-- begin Stored rows --
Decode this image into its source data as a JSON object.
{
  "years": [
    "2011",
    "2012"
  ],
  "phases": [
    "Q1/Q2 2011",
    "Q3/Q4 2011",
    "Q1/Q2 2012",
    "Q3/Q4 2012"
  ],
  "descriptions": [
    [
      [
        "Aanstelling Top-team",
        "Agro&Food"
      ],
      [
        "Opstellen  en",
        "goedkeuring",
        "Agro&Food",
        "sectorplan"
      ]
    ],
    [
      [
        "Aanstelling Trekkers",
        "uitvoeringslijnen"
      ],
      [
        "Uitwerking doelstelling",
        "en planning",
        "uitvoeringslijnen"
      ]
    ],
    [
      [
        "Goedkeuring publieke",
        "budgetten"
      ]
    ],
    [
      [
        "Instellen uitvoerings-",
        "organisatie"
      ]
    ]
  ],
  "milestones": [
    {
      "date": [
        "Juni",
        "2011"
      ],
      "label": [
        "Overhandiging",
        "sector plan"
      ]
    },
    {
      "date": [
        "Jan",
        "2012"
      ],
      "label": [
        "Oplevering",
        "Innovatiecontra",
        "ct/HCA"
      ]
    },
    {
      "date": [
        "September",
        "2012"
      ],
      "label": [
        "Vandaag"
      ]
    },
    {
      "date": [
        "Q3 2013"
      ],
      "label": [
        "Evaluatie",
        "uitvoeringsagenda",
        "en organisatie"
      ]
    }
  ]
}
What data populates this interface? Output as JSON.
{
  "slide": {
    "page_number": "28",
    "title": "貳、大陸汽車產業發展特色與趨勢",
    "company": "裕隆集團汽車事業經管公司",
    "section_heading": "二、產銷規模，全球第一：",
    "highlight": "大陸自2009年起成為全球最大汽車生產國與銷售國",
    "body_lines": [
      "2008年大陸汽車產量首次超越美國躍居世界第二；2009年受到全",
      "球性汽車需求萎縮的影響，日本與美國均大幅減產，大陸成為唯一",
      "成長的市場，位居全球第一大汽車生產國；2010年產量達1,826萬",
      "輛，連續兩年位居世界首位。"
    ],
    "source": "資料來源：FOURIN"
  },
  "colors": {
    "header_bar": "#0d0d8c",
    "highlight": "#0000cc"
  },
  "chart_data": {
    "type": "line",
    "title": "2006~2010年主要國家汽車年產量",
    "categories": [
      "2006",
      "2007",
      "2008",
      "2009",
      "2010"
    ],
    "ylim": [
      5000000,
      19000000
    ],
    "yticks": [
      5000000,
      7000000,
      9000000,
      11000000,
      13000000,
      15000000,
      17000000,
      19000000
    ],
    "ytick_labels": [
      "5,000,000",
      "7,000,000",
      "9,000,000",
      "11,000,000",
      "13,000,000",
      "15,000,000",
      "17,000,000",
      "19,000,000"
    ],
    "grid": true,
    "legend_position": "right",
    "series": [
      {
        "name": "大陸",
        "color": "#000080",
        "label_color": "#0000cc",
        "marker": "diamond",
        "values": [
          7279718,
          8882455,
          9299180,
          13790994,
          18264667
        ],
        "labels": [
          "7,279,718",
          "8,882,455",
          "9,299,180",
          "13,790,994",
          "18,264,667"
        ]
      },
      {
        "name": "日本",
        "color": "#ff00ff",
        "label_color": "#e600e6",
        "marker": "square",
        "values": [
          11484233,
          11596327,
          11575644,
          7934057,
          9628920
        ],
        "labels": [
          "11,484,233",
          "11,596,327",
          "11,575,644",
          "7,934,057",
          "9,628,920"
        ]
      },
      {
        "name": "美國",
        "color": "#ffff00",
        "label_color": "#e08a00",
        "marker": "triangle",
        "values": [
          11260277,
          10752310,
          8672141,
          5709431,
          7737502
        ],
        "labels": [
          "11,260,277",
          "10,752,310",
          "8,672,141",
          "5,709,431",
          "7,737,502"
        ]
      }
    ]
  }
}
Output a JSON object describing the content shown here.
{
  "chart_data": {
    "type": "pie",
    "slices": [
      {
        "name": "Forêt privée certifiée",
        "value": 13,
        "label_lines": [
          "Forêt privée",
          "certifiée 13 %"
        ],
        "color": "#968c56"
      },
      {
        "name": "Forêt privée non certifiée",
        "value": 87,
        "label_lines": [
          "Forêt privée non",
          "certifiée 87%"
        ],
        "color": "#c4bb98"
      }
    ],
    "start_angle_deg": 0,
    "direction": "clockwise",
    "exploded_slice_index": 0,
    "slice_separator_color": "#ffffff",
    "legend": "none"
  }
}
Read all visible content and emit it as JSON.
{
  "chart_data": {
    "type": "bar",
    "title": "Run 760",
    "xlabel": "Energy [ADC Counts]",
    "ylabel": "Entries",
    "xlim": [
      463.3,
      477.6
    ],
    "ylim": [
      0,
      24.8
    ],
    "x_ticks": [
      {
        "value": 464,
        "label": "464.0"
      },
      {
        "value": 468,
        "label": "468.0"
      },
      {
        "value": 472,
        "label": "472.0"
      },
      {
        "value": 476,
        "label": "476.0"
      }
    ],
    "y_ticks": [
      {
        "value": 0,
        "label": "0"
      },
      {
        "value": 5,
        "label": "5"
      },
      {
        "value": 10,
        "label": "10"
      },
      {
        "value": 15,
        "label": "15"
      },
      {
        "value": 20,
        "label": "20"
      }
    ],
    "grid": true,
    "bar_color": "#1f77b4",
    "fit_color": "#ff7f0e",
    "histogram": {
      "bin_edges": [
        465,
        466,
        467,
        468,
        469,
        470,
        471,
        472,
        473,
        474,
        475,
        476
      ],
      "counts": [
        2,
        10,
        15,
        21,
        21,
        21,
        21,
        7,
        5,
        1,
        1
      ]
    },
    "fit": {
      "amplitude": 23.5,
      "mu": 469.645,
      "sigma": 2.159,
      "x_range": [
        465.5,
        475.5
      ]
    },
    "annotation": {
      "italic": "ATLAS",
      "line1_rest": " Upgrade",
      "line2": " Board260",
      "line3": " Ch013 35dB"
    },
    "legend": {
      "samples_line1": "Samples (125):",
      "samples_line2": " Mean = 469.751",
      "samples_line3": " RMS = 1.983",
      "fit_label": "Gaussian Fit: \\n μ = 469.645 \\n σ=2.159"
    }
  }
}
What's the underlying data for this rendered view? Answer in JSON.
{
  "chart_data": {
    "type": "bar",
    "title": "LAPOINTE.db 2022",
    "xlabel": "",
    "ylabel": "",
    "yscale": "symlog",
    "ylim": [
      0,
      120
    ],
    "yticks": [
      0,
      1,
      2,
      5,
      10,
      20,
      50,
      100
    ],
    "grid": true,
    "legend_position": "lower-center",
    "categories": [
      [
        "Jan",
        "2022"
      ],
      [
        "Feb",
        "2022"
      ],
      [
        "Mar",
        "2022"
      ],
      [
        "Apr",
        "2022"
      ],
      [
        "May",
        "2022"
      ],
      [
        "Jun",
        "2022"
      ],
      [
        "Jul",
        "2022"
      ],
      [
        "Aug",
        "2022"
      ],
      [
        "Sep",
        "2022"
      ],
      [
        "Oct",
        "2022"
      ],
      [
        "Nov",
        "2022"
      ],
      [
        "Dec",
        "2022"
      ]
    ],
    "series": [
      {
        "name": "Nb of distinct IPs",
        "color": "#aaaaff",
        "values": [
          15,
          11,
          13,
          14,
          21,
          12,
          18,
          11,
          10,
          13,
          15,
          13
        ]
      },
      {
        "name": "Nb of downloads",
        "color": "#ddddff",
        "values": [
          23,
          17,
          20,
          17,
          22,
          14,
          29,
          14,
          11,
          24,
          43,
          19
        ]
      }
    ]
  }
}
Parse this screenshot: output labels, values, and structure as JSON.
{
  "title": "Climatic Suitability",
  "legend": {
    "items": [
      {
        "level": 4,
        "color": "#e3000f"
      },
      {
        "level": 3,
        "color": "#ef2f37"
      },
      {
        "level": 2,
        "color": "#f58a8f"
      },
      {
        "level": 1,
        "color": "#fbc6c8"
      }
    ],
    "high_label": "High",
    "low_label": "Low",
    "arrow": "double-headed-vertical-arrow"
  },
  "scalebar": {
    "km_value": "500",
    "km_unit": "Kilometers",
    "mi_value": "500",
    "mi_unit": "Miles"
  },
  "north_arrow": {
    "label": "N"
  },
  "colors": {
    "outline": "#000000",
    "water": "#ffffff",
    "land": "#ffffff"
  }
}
-- end Stored rows --
• _What you need to do_
Search the records for the string "JSON" and return every line in which it occurs.

• _Task response_
Decode this image into its source data as a JSON object.
What data populates this interface? Output as JSON.
Output a JSON object describing the content shown here.
Read all visible content and emit it as JSON.
What's the underlying data for this rendered view? Answer in JSON.
Parse this screenshot: output labels, values, and structure as JSON.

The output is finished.